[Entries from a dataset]

####################

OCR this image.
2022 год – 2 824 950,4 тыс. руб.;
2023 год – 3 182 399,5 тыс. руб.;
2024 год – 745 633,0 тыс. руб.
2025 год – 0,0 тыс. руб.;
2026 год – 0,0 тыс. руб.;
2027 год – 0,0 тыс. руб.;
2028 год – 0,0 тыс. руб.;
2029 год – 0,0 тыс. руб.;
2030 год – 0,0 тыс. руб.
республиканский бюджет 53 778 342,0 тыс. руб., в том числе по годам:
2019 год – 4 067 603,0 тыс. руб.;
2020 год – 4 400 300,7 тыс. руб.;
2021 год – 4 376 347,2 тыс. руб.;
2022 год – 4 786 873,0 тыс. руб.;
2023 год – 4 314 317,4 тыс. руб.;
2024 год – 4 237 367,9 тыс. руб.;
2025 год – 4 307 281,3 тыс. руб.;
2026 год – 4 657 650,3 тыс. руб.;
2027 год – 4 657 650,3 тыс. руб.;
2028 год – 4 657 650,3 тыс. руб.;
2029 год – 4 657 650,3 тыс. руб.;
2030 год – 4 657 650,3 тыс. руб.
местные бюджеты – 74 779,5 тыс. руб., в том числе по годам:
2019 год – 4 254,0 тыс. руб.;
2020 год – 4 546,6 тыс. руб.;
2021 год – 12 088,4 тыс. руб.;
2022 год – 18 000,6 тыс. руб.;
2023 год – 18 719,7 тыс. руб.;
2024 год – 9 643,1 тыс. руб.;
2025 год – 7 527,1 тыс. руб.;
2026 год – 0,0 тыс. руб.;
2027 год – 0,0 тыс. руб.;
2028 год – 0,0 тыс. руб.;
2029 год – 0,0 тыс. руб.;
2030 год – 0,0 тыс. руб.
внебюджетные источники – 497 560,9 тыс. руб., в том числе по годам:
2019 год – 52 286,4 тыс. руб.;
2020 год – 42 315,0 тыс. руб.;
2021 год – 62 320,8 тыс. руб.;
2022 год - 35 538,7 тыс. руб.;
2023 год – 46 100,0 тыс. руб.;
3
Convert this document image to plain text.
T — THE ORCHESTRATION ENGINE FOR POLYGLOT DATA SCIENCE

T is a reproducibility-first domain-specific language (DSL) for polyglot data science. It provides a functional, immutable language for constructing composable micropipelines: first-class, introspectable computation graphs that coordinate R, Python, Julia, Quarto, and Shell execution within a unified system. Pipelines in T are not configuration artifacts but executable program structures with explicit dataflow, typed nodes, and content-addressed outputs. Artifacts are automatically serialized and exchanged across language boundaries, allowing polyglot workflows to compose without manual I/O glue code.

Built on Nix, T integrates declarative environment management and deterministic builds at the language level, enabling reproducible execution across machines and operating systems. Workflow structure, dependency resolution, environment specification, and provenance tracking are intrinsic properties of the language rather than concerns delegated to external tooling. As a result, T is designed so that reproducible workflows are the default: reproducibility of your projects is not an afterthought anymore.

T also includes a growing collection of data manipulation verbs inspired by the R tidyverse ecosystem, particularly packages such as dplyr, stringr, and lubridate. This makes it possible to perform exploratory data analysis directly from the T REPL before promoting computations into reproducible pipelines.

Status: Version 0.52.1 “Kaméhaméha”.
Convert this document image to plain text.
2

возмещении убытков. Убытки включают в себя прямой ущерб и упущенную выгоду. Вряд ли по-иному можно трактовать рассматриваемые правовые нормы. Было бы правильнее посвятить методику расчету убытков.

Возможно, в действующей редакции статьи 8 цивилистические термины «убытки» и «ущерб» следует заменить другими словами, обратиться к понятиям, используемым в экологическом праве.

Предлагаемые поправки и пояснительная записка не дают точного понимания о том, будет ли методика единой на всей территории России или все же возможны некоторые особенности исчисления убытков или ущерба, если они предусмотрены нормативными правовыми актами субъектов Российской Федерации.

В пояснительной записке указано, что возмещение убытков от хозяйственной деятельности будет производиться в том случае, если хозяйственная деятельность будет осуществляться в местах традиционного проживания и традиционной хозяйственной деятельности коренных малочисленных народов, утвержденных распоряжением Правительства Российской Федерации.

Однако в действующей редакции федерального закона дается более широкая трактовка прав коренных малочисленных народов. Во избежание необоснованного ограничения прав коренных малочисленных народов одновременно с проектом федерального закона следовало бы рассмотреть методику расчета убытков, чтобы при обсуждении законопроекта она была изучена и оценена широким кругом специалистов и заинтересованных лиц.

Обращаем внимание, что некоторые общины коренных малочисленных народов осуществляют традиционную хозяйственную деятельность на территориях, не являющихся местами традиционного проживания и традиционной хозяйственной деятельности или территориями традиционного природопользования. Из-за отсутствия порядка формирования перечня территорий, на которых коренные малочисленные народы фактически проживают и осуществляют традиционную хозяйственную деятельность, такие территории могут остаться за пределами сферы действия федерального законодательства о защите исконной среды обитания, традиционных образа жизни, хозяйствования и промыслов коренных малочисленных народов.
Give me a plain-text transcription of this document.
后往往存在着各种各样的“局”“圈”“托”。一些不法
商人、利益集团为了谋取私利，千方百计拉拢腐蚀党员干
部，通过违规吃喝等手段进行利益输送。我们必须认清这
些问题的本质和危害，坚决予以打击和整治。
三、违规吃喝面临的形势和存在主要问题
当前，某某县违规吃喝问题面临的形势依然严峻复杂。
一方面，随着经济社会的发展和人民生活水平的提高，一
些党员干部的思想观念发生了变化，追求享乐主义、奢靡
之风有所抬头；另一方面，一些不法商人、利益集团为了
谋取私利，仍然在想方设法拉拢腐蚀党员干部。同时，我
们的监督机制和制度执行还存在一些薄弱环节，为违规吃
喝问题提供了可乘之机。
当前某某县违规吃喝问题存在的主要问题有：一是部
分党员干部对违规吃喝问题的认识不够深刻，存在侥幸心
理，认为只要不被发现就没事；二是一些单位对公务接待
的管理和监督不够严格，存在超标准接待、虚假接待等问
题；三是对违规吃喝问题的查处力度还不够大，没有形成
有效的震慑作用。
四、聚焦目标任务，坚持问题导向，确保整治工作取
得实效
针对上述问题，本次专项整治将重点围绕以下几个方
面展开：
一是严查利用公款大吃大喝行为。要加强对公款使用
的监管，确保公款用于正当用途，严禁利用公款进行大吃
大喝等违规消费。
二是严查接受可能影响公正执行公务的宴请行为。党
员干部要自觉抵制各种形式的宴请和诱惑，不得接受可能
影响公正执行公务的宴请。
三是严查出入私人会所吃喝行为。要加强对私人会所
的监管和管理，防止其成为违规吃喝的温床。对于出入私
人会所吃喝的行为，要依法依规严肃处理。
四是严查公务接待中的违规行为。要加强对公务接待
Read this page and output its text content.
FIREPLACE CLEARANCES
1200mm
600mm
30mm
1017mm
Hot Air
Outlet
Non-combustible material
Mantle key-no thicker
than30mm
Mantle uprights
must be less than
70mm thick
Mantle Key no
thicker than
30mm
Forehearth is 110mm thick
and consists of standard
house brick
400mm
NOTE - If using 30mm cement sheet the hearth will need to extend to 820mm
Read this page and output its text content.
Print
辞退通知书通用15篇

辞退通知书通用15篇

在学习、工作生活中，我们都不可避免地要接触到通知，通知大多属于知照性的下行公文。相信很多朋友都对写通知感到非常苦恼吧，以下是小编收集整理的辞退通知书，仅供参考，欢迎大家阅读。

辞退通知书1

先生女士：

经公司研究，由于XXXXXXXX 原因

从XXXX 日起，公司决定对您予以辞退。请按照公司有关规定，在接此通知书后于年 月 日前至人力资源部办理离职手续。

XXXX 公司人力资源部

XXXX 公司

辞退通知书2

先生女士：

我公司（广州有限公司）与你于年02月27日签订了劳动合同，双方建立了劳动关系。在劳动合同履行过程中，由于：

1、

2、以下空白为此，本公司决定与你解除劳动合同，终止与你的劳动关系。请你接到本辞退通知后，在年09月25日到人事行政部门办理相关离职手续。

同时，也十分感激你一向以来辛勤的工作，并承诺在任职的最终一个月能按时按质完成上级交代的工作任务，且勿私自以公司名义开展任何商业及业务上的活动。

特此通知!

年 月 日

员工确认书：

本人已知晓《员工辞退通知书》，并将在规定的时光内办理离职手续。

####################

Job
Find the word "будет" in the material, then list each line that holds it.

Reply to the exercise
Предлагаемые поправки и пояснительная записка не дают точного понимания о том, будет ли методика единой на всей территории России или все же возможны некоторые особенности исчисления убытков или ущерба, если они предусмотрены нормативными правовыми актами субъектов Российской Федерации.
В пояснительной записке указано, что возмещение убытков от хозяйственной деятельности будет производиться в том случае, если хозяйственная деятельность будет осуществляться в местах традиционного проживания и традиционной хозяйственной деятельности коренных малочисленных народов, утвержденных распоряжением Правительства Российской Федерации.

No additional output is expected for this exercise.